* Try it *
I need the records below retyped exactly.

(Stored data entries)
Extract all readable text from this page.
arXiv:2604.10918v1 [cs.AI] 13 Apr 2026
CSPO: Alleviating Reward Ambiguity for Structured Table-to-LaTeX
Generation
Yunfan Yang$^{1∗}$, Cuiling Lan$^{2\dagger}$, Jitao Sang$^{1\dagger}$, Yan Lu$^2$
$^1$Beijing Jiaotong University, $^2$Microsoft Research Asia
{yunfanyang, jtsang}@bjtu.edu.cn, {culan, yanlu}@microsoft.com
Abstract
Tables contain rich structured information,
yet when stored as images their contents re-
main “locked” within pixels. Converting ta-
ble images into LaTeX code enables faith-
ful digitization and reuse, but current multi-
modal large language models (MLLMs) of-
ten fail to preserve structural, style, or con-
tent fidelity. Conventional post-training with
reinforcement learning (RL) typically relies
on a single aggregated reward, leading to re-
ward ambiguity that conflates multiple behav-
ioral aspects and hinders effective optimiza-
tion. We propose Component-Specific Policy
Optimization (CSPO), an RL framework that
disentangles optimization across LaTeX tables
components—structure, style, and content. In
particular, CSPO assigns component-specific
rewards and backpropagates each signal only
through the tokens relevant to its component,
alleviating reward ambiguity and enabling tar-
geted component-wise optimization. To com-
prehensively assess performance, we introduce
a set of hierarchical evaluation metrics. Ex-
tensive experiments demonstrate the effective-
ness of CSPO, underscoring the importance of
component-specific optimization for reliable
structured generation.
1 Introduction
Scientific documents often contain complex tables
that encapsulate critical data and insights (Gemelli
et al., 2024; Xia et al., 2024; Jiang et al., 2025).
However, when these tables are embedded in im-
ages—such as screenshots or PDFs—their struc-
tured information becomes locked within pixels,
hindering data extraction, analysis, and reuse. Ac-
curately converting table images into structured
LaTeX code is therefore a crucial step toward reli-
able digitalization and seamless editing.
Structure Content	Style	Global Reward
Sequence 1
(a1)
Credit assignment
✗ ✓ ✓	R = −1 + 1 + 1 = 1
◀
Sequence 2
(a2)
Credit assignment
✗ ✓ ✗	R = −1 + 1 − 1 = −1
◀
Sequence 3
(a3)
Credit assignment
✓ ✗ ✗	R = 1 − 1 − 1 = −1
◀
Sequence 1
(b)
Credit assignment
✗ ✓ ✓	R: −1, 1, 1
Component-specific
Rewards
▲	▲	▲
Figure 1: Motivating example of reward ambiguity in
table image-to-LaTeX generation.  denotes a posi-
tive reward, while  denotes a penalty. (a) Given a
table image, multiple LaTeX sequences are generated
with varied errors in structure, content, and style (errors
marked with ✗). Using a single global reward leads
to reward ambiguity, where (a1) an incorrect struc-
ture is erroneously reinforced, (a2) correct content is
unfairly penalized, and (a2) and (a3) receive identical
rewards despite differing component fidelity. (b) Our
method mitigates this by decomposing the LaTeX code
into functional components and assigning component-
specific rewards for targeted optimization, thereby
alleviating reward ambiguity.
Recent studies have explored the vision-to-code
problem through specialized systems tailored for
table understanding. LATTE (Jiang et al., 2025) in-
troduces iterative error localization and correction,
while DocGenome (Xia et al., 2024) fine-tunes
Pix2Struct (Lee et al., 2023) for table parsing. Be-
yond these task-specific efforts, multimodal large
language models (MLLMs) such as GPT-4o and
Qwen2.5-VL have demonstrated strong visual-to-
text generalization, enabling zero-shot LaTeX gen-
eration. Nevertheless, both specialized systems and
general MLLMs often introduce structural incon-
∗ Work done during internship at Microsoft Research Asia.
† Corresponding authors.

* Output of the task *
Extract all readable text from this page.
arXiv:2604.10918v1 [cs.AI] 13 Apr 2026
CSPO: Alleviating Reward Ambiguity for Structured Table-to-LaTeX
Generation
Yunfan Yang$^{1∗}$, Cuiling Lan$^{2\dagger}$, Jitao Sang$^{1\dagger}$, Yan Lu$^2$
$^1$Beijing Jiaotong University, $^2$Microsoft Research Asia
{yunfanyang, jtsang}@bjtu.edu.cn, {culan, yanlu}@microsoft.com
Abstract
Tables contain rich structured information,
yet when stored as images their contents re-
main “locked” within pixels. Converting ta-
ble images into LaTeX code enables faith-
ful digitization and reuse, but current multi-
modal large language models (MLLMs) of-
ten fail to preserve structural, style, or con-
tent fidelity. Conventional post-training with
reinforcement learning (RL) typically relies
on a single aggregated reward, leading to re-
ward ambiguity that conflates multiple behav-
ioral aspects and hinders effective optimiza-
tion. We propose Component-Specific Policy
Optimization (CSPO), an RL framework that
disentangles optimization across LaTeX tables
components—structure, style, and content. In
particular, CSPO assigns component-specific
rewards and backpropagates each signal only
through the tokens relevant to its component,
alleviating reward ambiguity and enabling tar-
geted component-wise optimization. To com-
prehensively assess performance, we introduce
a set of hierarchical evaluation metrics. Ex-
tensive experiments demonstrate the effective-
ness of CSPO, underscoring the importance of
component-specific optimization for reliable
structured generation.
1 Introduction
Scientific documents often contain complex tables
that encapsulate critical data and insights (Gemelli
et al., 2024; Xia et al., 2024; Jiang et al., 2025).
However, when these tables are embedded in im-
ages—such as screenshots or PDFs—their struc-
tured information becomes locked within pixels,
hindering data extraction, analysis, and reuse. Ac-
curately converting table images into structured
LaTeX code is therefore a crucial step toward reli-
able digitalization and seamless editing.
Structure Content	Style	Global Reward
Sequence 1
(a1)
Credit assignment
✗ ✓ ✓	R = −1 + 1 + 1 = 1
◀
Sequence 2
(a2)
Credit assignment
✗ ✓ ✗	R = −1 + 1 − 1 = −1
◀
Sequence 3
(a3)
Credit assignment
✓ ✗ ✗	R = 1 − 1 − 1 = −1
◀
Sequence 1
(b)
Credit assignment
✗ ✓ ✓	R: −1, 1, 1
Component-specific
Rewards
▲	▲	▲
Figure 1: Motivating example of reward ambiguity in
table image-to-LaTeX generation.  denotes a posi-
tive reward, while  denotes a penalty. (a) Given a
table image, multiple LaTeX sequences are generated
with varied errors in structure, content, and style (errors
marked with ✗). Using a single global reward leads
to reward ambiguity, where (a1) an incorrect struc-
ture is erroneously reinforced, (a2) correct content is
unfairly penalized, and (a2) and (a3) receive identical
rewards despite differing component fidelity. (b) Our
method mitigates this by decomposing the LaTeX code
into functional components and assigning component-
specific rewards for targeted optimization, thereby
alleviating reward ambiguity.
Recent studies have explored the vision-to-code
problem through specialized systems tailored for
table understanding. LATTE (Jiang et al., 2025) in-
troduces iterative error localization and correction,
while DocGenome (Xia et al., 2024) fine-tunes
Pix2Struct (Lee et al., 2023) for table parsing. Be-
yond these task-specific efforts, multimodal large
language models (MLLMs) such as GPT-4o and
Qwen2.5-VL have demonstrated strong visual-to-
text generalization, enabling zero-shot LaTeX gen-
eration. Nevertheless, both specialized systems and
general MLLMs often introduce structural incon-
∗ Work done during internship at Microsoft Research Asia.
† Corresponding authors.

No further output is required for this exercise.